## What to do
Below are records; work out how many of their lines contain "output" and give only that number.

#### Given data

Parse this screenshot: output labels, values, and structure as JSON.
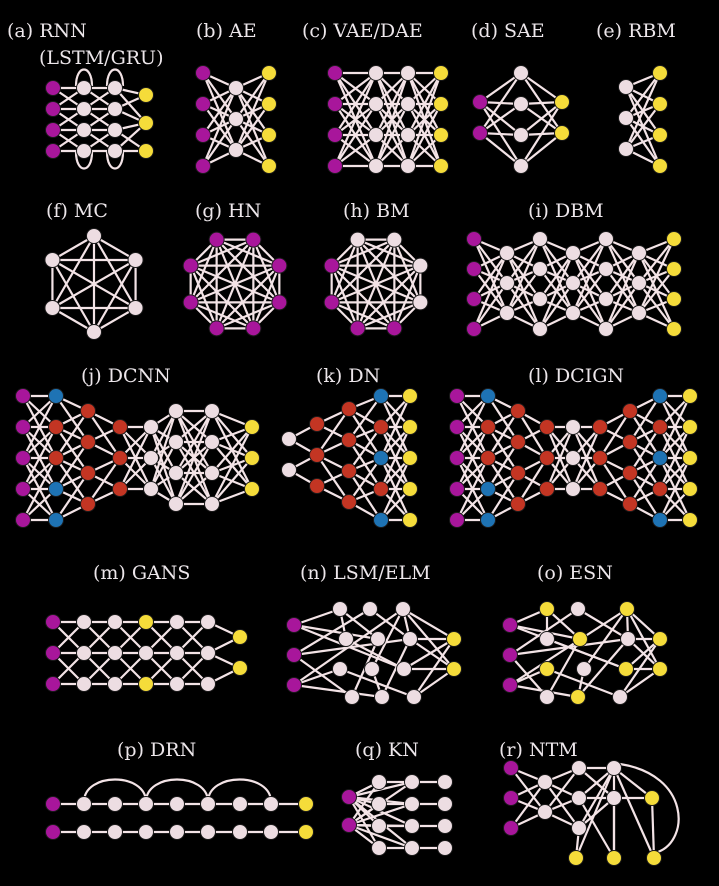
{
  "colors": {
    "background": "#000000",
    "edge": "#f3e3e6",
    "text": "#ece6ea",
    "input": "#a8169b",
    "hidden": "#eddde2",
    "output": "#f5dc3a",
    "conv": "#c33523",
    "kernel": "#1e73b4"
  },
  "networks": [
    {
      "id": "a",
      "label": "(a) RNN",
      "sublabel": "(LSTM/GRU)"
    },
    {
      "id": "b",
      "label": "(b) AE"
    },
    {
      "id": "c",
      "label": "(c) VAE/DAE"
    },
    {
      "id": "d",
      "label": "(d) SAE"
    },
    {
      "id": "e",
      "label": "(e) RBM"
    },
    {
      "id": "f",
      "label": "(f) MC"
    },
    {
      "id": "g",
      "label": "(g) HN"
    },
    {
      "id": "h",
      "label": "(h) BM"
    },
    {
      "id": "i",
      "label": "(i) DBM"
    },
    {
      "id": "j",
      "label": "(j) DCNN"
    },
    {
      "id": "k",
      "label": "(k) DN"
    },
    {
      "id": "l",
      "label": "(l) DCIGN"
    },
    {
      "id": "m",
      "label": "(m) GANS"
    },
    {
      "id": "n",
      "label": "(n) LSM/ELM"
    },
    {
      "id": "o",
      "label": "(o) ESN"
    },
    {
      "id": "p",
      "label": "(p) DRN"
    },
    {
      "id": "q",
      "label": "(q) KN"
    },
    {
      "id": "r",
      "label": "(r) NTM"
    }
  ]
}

########

## Written response
2